[Begin PROVIDED INFORMATION]
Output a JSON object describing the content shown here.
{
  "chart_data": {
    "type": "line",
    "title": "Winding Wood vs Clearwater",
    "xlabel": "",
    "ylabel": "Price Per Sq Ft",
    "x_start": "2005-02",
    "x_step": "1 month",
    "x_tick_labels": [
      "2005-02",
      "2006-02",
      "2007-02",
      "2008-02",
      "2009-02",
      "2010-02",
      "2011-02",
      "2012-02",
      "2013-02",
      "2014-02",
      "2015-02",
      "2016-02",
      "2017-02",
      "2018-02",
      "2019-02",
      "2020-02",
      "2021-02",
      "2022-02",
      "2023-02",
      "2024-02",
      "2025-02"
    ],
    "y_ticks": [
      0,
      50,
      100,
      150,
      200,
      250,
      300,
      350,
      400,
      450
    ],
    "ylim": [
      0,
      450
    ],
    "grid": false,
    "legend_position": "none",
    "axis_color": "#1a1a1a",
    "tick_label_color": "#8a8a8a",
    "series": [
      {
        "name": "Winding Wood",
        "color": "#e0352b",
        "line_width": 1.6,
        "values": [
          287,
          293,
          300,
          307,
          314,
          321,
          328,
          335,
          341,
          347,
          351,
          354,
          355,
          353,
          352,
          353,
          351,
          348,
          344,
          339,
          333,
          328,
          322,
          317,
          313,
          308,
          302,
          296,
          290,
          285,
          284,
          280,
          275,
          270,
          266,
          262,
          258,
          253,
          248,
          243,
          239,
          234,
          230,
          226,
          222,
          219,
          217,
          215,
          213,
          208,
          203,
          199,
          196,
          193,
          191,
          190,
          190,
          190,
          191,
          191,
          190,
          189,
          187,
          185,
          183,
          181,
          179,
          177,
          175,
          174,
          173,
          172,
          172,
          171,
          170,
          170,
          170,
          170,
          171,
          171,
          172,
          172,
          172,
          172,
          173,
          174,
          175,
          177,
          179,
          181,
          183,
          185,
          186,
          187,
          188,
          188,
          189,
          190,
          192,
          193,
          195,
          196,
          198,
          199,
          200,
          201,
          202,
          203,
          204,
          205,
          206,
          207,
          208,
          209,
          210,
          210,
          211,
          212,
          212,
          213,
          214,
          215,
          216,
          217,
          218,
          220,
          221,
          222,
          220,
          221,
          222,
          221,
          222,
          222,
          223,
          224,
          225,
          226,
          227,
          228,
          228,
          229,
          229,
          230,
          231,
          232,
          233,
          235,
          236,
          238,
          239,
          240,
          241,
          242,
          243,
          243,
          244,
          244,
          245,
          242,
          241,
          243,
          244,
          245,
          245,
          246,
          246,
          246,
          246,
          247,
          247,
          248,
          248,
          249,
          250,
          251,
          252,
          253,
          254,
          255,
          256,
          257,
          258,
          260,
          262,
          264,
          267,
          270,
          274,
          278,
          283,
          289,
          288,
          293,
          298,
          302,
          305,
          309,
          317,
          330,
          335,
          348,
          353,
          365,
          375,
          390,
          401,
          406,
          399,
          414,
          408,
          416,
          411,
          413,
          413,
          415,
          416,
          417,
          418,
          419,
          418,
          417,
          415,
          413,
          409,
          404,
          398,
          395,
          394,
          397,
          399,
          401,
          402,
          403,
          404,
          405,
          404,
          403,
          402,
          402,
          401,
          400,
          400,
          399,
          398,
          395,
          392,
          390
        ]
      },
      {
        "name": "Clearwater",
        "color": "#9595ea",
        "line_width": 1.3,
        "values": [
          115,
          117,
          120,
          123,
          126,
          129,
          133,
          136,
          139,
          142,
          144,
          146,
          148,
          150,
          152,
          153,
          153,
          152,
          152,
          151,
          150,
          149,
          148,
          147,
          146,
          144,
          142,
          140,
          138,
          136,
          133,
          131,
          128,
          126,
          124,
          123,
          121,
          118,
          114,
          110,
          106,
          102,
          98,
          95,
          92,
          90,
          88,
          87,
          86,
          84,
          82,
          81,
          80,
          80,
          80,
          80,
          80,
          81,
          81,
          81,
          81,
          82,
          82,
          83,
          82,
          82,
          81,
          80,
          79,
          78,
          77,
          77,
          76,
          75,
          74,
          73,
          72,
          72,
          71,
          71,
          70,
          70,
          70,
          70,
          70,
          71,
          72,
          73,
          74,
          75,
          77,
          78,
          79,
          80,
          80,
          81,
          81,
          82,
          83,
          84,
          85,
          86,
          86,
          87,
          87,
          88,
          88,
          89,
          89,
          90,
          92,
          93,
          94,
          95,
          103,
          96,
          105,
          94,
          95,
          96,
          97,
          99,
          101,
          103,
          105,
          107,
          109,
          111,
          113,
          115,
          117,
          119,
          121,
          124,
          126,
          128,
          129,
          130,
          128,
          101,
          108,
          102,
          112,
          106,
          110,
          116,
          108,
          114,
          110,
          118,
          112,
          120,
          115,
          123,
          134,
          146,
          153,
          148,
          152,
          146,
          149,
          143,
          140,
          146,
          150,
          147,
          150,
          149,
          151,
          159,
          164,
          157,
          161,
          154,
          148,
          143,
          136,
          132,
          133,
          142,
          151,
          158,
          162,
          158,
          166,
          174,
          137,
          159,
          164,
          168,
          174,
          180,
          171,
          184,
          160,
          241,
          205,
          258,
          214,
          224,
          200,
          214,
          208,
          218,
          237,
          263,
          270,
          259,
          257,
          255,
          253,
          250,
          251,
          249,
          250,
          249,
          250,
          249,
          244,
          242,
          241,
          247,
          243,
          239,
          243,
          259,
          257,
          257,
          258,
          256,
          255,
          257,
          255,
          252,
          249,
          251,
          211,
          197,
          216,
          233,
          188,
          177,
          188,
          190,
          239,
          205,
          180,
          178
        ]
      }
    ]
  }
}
[End PROVIDED INFORMATION]
## GOAL
Lines that include the word "Winding" are to be extracted from the data above.

## RIGHT ANSWER
    "title": "Winding Wood vs Clearwater",
        "name": "Winding Wood",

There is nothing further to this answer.